◆ REQUEST ◆
Verbatim output of all the material below is required.

%%

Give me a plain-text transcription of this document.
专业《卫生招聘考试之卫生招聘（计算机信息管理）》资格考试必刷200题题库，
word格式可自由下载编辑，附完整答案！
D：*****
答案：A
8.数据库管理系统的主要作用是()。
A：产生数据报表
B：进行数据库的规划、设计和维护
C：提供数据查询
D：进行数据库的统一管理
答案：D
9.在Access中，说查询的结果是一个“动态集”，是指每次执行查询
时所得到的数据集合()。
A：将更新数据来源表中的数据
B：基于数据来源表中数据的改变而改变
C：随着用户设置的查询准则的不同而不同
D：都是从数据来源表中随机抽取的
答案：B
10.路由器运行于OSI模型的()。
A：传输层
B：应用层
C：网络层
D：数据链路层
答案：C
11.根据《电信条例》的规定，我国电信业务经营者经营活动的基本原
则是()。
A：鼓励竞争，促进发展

%%

◆ THE RESULT ◆
Give me a plain-text transcription of this document.
专业《卫生招聘考试之卫生招聘（计算机信息管理）》资格考试必刷200题题库，
word格式可自由下载编辑，附完整答案！
D：*****
答案：A
8.数据库管理系统的主要作用是()。
A：产生数据报表
B：进行数据库的规划、设计和维护
C：提供数据查询
D：进行数据库的统一管理
答案：D
9.在Access中，说查询的结果是一个“动态集”，是指每次执行查询
时所得到的数据集合()。
A：将更新数据来源表中的数据
B：基于数据来源表中数据的改变而改变
C：随着用户设置的查询准则的不同而不同
D：都是从数据来源表中随机抽取的
答案：B
10.路由器运行于OSI模型的()。
A：传输层
B：应用层
C：网络层
D：数据链路层
答案：C
11.根据《电信条例》的规定，我国电信业务经营者经营活动的基本原
则是()。
A：鼓励竞争，促进发展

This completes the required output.